OBJECTIVE>
Retype all the entries word for word, but omit the pictures.

DATA PROVIDED>
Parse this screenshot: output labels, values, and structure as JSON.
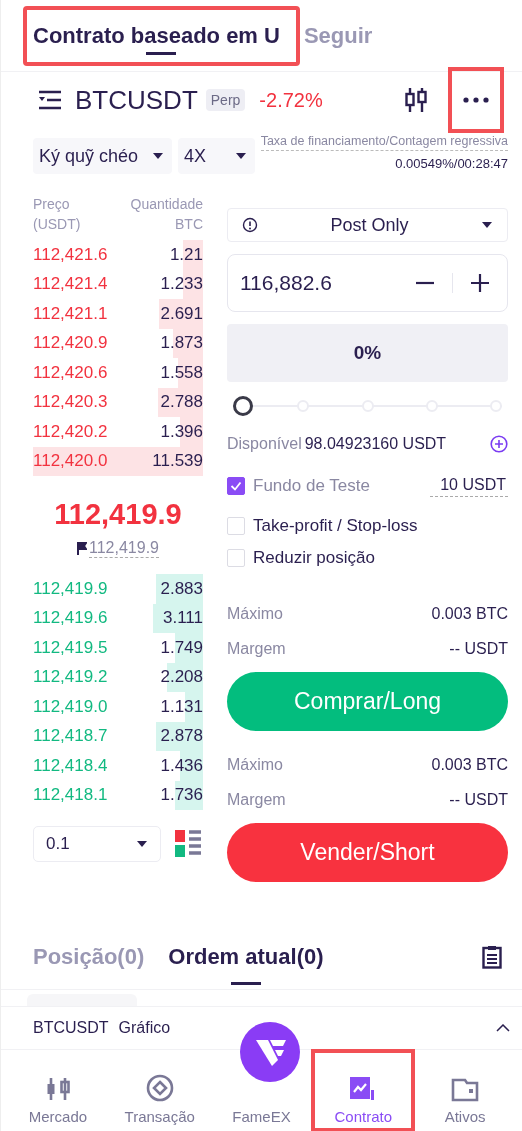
{
  "tabs": [
    {
      "label": "Contrato baseado em U",
      "selected": true,
      "highlighted": true
    },
    {
      "label": "Seguir",
      "selected": false,
      "highlighted": false
    }
  ],
  "header": {
    "symbol": "BTCUSDT",
    "badge": "Perp",
    "change": "-2.72%",
    "more_highlighted": true
  },
  "margin_mode": "Ký quỹ chéo",
  "leverage": "4X",
  "funding": {
    "label": "Taxa de financiamento/Contagem regressiva",
    "value": "0.00549%/00:28:47"
  },
  "orderbook": {
    "price_header": "Preço",
    "price_unit": "(USDT)",
    "qty_header": "Quantidade",
    "qty_unit": "BTC",
    "asks": [
      {
        "price": "112,421.6",
        "qty": "1.21"
      },
      {
        "price": "112,421.4",
        "qty": "1.233"
      },
      {
        "price": "112,421.1",
        "qty": "2.691"
      },
      {
        "price": "112,420.9",
        "qty": "1.873"
      },
      {
        "price": "112,420.6",
        "qty": "1.558"
      },
      {
        "price": "112,420.3",
        "qty": "2.788"
      },
      {
        "price": "112,420.2",
        "qty": "1.396"
      },
      {
        "price": "112,420.0",
        "qty": "11.539"
      }
    ],
    "last_price": "112,419.9",
    "mark_price": "112,419.9",
    "bids": [
      {
        "price": "112,419.9",
        "qty": "2.883"
      },
      {
        "price": "112,419.6",
        "qty": "3.111"
      },
      {
        "price": "112,419.5",
        "qty": "1.749"
      },
      {
        "price": "112,419.2",
        "qty": "2.208"
      },
      {
        "price": "112,419.0",
        "qty": "1.131"
      },
      {
        "price": "112,418.7",
        "qty": "2.878"
      },
      {
        "price": "112,418.4",
        "qty": "1.436"
      },
      {
        "price": "112,418.1",
        "qty": "1.736"
      }
    ],
    "precision": "0.1"
  },
  "order": {
    "type": "Post Only",
    "price": "116,882.6",
    "amount": "0%",
    "slider": {
      "level": 0
    },
    "available_label": "Disponível",
    "available": "98.04923160 USDT",
    "options": [
      {
        "label": "Fundo de Teste",
        "checked": true,
        "value": "10 USDT"
      },
      {
        "label": "Take-profit / Stop-loss",
        "checked": false
      },
      {
        "label": "Reduzir posição",
        "checked": false
      }
    ],
    "actions": [
      {
        "kind": "buy",
        "max_label": "Máximo",
        "max": "0.003 BTC",
        "margin_label": "Margem",
        "margin": "-- USDT",
        "button": "Comprar/Long"
      },
      {
        "kind": "sell",
        "max_label": "Máximo",
        "max": "0.003 BTC",
        "margin_label": "Margem",
        "margin": "-- USDT",
        "button": "Vender/Short"
      }
    ]
  },
  "bottom_tabs": [
    {
      "label": "Posição(0)",
      "selected": false
    },
    {
      "label": "Ordem atual(0)",
      "selected": true
    }
  ],
  "chart_bar": {
    "symbol": "BTCUSDT",
    "label": "Gráfico"
  },
  "nav": [
    {
      "label": "Mercado",
      "selected": false,
      "highlighted": false
    },
    {
      "label": "Transação",
      "selected": false,
      "highlighted": false
    },
    {
      "label": "FameEX",
      "selected": false,
      "highlighted": false
    },
    {
      "label": "Contrato",
      "selected": true,
      "highlighted": true
    },
    {
      "label": "Ativos",
      "selected": false,
      "highlighted": false
    }
  ]
}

OUTPUT FOR THIS EXERCISE>
Parse this screenshot: output labels, values, and structure as JSON.
{
  "tabs": [
    {
      "label": "Contrato baseado em U",
      "selected": true,
      "highlighted": true
    },
    {
      "label": "Seguir",
      "selected": false,
      "highlighted": false
    }
  ],
  "header": {
    "symbol": "BTCUSDT",
    "badge": "Perp",
    "change": "-2.72%",
    "more_highlighted": true
  },
  "margin_mode": "Ký quỹ chéo",
  "leverage": "4X",
  "funding": {
    "label": "Taxa de financiamento/Contagem regressiva",
    "value": "0.00549%/00:28:47"
  },
  "orderbook": {
    "price_header": "Preço",
    "price_unit": "(USDT)",
    "qty_header": "Quantidade",
    "qty_unit": "BTC",
    "asks": [
      {
        "price": "112,421.6",
        "qty": "1.21"
      },
      {
        "price": "112,421.4",
        "qty": "1.233"
      },
      {
        "price": "112,421.1",
        "qty": "2.691"
      },
      {
        "price": "112,420.9",
        "qty": "1.873"
      },
      {
        "price": "112,420.6",
        "qty": "1.558"
      },
      {
        "price": "112,420.3",
        "qty": "2.788"
      },
      {
        "price": "112,420.2",
        "qty": "1.396"
      },
      {
        "price": "112,420.0",
        "qty": "11.539"
      }
    ],
    "last_price": "112,419.9",
    "mark_price": "112,419.9",
    "bids": [
      {
        "price": "112,419.9",
        "qty": "2.883"
      },
      {
        "price": "112,419.6",
        "qty": "3.111"
      },
      {
        "price": "112,419.5",
        "qty": "1.749"
      },
      {
        "price": "112,419.2",
        "qty": "2.208"
      },
      {
        "price": "112,419.0",
        "qty": "1.131"
      },
      {
        "price": "112,418.7",
        "qty": "2.878"
      },
      {
        "price": "112,418.4",
        "qty": "1.436"
      },
      {
        "price": "112,418.1",
        "qty": "1.736"
      }
    ],
    "precision": "0.1"
  },
  "order": {
    "type": "Post Only",
    "price": "116,882.6",
    "amount": "0%",
    "slider": {
      "level": 0
    },
    "available_label": "Disponível",
    "available": "98.04923160 USDT",
    "options": [
      {
        "label": "Fundo de Teste",
        "checked": true,
        "value": "10 USDT"
      },
      {
        "label": "Take-profit / Stop-loss",
        "checked": false
      },
      {
        "label": "Reduzir posição",
        "checked": false
      }
    ],
    "actions": [
      {
        "kind": "buy",
        "max_label": "Máximo",
        "max": "0.003 BTC",
        "margin_label": "Margem",
        "margin": "-- USDT",
        "button": "Comprar/Long"
      },
      {
        "kind": "sell",
        "max_label": "Máximo",
        "max": "0.003 BTC",
        "margin_label": "Margem",
        "margin": "-- USDT",
        "button": "Vender/Short"
      }
    ]
  },
  "bottom_tabs": [
    {
      "label": "Posição(0)",
      "selected": false
    },
    {
      "label": "Ordem atual(0)",
      "selected": true
    }
  ],
  "chart_bar": {
    "symbol": "BTCUSDT",
    "label": "Gráfico"
  },
  "nav": [
    {
      "label": "Mercado",
      "selected": false,
      "highlighted": false
    },
    {
      "label": "Transação",
      "selected": false,
      "highlighted": false
    },
    {
      "label": "FameEX",
      "selected": false,
      "highlighted": false
    },
    {
      "label": "Contrato",
      "selected": true,
      "highlighted": true
    },
    {
      "label": "Ativos",
      "selected": false,
      "highlighted": false
    }
  ]
}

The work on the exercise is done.